Supplied material>
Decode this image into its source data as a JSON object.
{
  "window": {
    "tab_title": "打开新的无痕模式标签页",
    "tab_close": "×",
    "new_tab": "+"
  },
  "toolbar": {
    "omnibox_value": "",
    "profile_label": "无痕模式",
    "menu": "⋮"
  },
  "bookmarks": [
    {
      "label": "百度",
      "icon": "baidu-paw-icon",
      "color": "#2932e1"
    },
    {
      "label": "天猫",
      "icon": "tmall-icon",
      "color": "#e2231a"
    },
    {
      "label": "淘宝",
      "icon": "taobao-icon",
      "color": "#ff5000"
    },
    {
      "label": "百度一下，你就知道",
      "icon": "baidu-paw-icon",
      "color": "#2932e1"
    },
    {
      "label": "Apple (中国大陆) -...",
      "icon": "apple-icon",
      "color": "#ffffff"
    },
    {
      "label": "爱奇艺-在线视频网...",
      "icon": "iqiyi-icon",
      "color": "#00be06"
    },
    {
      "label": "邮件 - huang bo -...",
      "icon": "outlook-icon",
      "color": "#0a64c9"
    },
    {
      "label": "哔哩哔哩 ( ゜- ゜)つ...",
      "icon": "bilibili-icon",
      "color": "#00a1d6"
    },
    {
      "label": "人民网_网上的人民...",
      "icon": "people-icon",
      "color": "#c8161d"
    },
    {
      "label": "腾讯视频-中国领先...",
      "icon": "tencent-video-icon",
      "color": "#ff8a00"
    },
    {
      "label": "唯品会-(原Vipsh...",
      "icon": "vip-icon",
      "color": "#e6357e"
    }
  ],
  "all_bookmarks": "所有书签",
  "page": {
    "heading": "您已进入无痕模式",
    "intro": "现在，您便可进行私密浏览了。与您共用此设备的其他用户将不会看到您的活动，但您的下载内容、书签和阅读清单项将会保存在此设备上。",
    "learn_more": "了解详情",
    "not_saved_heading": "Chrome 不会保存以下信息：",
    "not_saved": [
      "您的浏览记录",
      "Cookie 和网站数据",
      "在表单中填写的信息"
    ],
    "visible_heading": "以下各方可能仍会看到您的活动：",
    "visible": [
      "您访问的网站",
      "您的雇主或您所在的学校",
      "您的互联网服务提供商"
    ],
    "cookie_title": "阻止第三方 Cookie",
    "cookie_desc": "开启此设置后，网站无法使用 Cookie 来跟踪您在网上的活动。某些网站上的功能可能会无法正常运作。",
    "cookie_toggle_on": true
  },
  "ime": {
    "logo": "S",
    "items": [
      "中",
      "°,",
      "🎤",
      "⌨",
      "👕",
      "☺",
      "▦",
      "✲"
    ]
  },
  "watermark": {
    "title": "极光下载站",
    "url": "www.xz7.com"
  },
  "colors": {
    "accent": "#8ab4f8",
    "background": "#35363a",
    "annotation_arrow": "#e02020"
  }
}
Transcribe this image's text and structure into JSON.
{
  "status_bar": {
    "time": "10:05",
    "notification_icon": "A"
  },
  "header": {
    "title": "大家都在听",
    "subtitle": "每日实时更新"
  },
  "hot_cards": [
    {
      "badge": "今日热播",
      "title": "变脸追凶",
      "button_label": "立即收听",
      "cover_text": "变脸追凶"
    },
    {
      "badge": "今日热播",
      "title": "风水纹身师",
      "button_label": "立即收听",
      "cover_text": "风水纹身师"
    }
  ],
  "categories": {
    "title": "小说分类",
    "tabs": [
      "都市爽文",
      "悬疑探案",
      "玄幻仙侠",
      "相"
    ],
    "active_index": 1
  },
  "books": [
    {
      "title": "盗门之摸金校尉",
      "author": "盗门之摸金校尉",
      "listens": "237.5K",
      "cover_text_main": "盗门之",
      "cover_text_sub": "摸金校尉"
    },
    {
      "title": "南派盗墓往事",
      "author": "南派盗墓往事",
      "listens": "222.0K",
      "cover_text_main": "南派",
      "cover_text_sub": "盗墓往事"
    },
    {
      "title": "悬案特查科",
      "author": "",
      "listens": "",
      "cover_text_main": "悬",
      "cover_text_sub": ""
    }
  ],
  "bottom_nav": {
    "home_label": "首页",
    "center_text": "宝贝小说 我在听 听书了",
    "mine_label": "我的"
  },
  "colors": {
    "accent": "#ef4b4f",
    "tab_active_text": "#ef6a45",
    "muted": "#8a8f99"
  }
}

Aim>
Extract the entries above verbatim.

Written solution>
Decode this image into its source data as a JSON object.
{
  "window": {
    "tab_title": "打开新的无痕模式标签页",
    "tab_close": "×",
    "new_tab": "+"
  },
  "toolbar": {
    "omnibox_value": "",
    "profile_label": "无痕模式",
    "menu": "⋮"
  },
  "bookmarks": [
    {
      "label": "百度",
      "icon": "baidu-paw-icon",
      "color": "#2932e1"
    },
    {
      "label": "天猫",
      "icon": "tmall-icon",
      "color": "#e2231a"
    },
    {
      "label": "淘宝",
      "icon": "taobao-icon",
      "color": "#ff5000"
    },
    {
      "label": "百度一下，你就知道",
      "icon": "baidu-paw-icon",
      "color": "#2932e1"
    },
    {
      "label": "Apple (中国大陆) -...",
      "icon": "apple-icon",
      "color": "#ffffff"
    },
    {
      "label": "爱奇艺-在线视频网...",
      "icon": "iqiyi-icon",
      "color": "#00be06"
    },
    {
      "label": "邮件 - huang bo -...",
      "icon": "outlook-icon",
      "color": "#0a64c9"
    },
    {
      "label": "哔哩哔哩 ( ゜- ゜)つ...",
      "icon": "bilibili-icon",
      "color": "#00a1d6"
    },
    {
      "label": "人民网_网上的人民...",
      "icon": "people-icon",
      "color": "#c8161d"
    },
    {
      "label": "腾讯视频-中国领先...",
      "icon": "tencent-video-icon",
      "color": "#ff8a00"
    },
    {
      "label": "唯品会-(原Vipsh...",
      "icon": "vip-icon",
      "color": "#e6357e"
    }
  ],
  "all_bookmarks": "所有书签",
  "page": {
    "heading": "您已进入无痕模式",
    "intro": "现在，您便可进行私密浏览了。与您共用此设备的其他用户将不会看到您的活动，但您的下载内容、书签和阅读清单项将会保存在此设备上。",
    "learn_more": "了解详情",
    "not_saved_heading": "Chrome 不会保存以下信息：",
    "not_saved": [
      "您的浏览记录",
      "Cookie 和网站数据",
      "在表单中填写的信息"
    ],
    "visible_heading": "以下各方可能仍会看到您的活动：",
    "visible": [
      "您访问的网站",
      "您的雇主或您所在的学校",
      "您的互联网服务提供商"
    ],
    "cookie_title": "阻止第三方 Cookie",
    "cookie_desc": "开启此设置后，网站无法使用 Cookie 来跟踪您在网上的活动。某些网站上的功能可能会无法正常运作。",
    "cookie_toggle_on": true
  },
  "ime": {
    "logo": "S",
    "items": [
      "中",
      "°,",
      "🎤",
      "⌨",
      "👕",
      "☺",
      "▦",
      "✲"
    ]
  },
  "watermark": {
    "title": "极光下载站",
    "url": "www.xz7.com"
  },
  "colors": {
    "accent": "#8ab4f8",
    "background": "#35363a",
    "annotation_arrow": "#e02020"
  }
}
Transcribe this image's text and structure into JSON.
{
  "status_bar": {
    "time": "10:05",
    "notification_icon": "A"
  },
  "header": {
    "title": "大家都在听",
    "subtitle": "每日实时更新"
  },
  "hot_cards": [
    {
      "badge": "今日热播",
      "title": "变脸追凶",
      "button_label": "立即收听",
      "cover_text": "变脸追凶"
    },
    {
      "badge": "今日热播",
      "title": "风水纹身师",
      "button_label": "立即收听",
      "cover_text": "风水纹身师"
    }
  ],
  "categories": {
    "title": "小说分类",
    "tabs": [
      "都市爽文",
      "悬疑探案",
      "玄幻仙侠",
      "相"
    ],
    "active_index": 1
  },
  "books": [
    {
      "title": "盗门之摸金校尉",
      "author": "盗门之摸金校尉",
      "listens": "237.5K",
      "cover_text_main": "盗门之",
      "cover_text_sub": "摸金校尉"
    },
    {
      "title": "南派盗墓往事",
      "author": "南派盗墓往事",
      "listens": "222.0K",
      "cover_text_main": "南派",
      "cover_text_sub": "盗墓往事"
    },
    {
      "title": "悬案特查科",
      "author": "",
      "listens": "",
      "cover_text_main": "悬",
      "cover_text_sub": ""
    }
  ],
  "bottom_nav": {
    "home_label": "首页",
    "center_text": "宝贝小说 我在听 听书了",
    "mine_label": "我的"
  },
  "colors": {
    "accent": "#ef4b4f",
    "tab_active_text": "#ef6a45",
    "muted": "#8a8f99"
  }
}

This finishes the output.